Information shown:
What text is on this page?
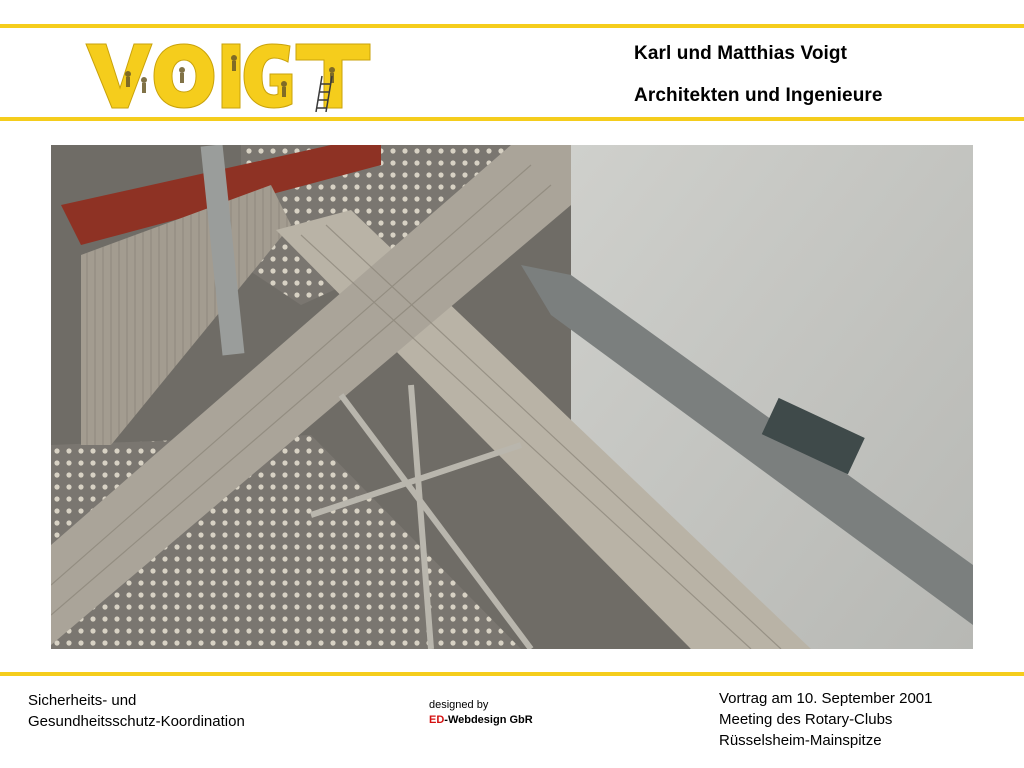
Karl und Matthias Voigt
Architekten und Ingenieure
Sicherheits- und
Gesundheitsschutz-Koordination
designed by
ED-Webdesign GbR
Vortrag am 10. September 2001
Meeting des Rotary-Clubs
Rüsselsheim-Mainspitze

Task prompt: Reproduce all the entries that precede this task, word for word, minus any pictures.

Answer:
What text is on this page?
Karl und Matthias Voigt
Architekten und Ingenieure
Sicherheits- und
Gesundheitsschutz-Koordination
designed by
ED-Webdesign GbR
Vortrag am 10. September 2001
Meeting des Rotary-Clubs
Rüsselsheim-Mainspitze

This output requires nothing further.